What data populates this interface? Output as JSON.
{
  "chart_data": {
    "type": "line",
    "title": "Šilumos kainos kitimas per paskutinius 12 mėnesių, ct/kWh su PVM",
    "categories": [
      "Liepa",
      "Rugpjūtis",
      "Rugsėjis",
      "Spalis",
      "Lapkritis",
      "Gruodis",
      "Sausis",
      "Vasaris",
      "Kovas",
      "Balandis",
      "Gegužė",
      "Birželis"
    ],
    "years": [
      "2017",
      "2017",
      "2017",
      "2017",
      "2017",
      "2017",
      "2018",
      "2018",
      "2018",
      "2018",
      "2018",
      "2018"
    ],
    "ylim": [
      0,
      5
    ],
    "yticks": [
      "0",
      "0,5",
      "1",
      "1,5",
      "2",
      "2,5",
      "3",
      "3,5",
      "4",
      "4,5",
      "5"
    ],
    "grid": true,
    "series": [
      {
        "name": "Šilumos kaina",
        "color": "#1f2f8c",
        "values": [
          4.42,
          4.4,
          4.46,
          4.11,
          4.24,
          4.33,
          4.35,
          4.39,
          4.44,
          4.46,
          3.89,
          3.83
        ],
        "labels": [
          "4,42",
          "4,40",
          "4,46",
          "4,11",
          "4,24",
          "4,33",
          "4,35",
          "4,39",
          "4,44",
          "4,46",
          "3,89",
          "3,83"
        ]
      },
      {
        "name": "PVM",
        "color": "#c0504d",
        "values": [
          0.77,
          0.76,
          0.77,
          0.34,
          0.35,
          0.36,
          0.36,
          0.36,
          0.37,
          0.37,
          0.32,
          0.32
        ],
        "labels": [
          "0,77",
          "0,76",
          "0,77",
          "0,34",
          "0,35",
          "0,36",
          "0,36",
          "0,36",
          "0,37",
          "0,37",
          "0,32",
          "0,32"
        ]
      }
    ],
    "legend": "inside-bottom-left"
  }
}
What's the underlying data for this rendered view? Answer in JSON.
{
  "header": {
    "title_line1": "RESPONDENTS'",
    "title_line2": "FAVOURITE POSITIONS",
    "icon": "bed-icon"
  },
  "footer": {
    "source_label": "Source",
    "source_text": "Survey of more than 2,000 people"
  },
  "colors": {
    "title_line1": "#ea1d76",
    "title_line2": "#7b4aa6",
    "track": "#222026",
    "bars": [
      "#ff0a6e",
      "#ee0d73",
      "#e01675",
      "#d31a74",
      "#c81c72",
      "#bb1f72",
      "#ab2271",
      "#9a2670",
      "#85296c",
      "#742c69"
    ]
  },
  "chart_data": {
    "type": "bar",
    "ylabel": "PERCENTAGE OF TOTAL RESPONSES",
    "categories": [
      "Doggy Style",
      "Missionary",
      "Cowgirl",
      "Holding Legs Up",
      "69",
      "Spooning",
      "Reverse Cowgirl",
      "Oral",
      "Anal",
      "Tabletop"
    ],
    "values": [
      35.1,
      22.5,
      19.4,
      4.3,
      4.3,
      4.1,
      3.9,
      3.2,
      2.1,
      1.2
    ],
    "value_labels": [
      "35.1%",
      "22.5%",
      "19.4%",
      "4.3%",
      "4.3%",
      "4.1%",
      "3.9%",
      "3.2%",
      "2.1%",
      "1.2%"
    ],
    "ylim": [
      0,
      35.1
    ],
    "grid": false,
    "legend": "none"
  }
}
################
Reproduce exactly the line containing "What's the underlying" and every line after it through the end of the records above, and nothing else.

What's the underlying data for this rendered view? Answer in JSON.
{
  "header": {
    "title_line1": "RESPONDENTS'",
    "title_line2": "FAVOURITE POSITIONS",
    "icon": "bed-icon"
  },
  "footer": {
    "source_label": "Source",
    "source_text": "Survey of more than 2,000 people"
  },
  "colors": {
    "title_line1": "#ea1d76",
    "title_line2": "#7b4aa6",
    "track": "#222026",
    "bars": [
      "#ff0a6e",
      "#ee0d73",
      "#e01675",
      "#d31a74",
      "#c81c72",
      "#bb1f72",
      "#ab2271",
      "#9a2670",
      "#85296c",
      "#742c69"
    ]
  },
  "chart_data": {
    "type": "bar",
    "ylabel": "PERCENTAGE OF TOTAL RESPONSES",
    "categories": [
      "Doggy Style",
      "Missionary",
      "Cowgirl",
      "Holding Legs Up",
      "69",
      "Spooning",
      "Reverse Cowgirl",
      "Oral",
      "Anal",
      "Tabletop"
    ],
    "values": [
      35.1,
      22.5,
      19.4,
      4.3,
      4.3,
      4.1,
      3.9,
      3.2,
      2.1,
      1.2
    ],
    "value_labels": [
      "35.1%",
      "22.5%",
      "19.4%",
      "4.3%",
      "4.3%",
      "4.1%",
      "3.9%",
      "3.2%",
      "2.1%",
      "1.2%"
    ],
    "ylim": [
      0,
      35.1
    ],
    "grid": false,
    "legend": "none"
  }
}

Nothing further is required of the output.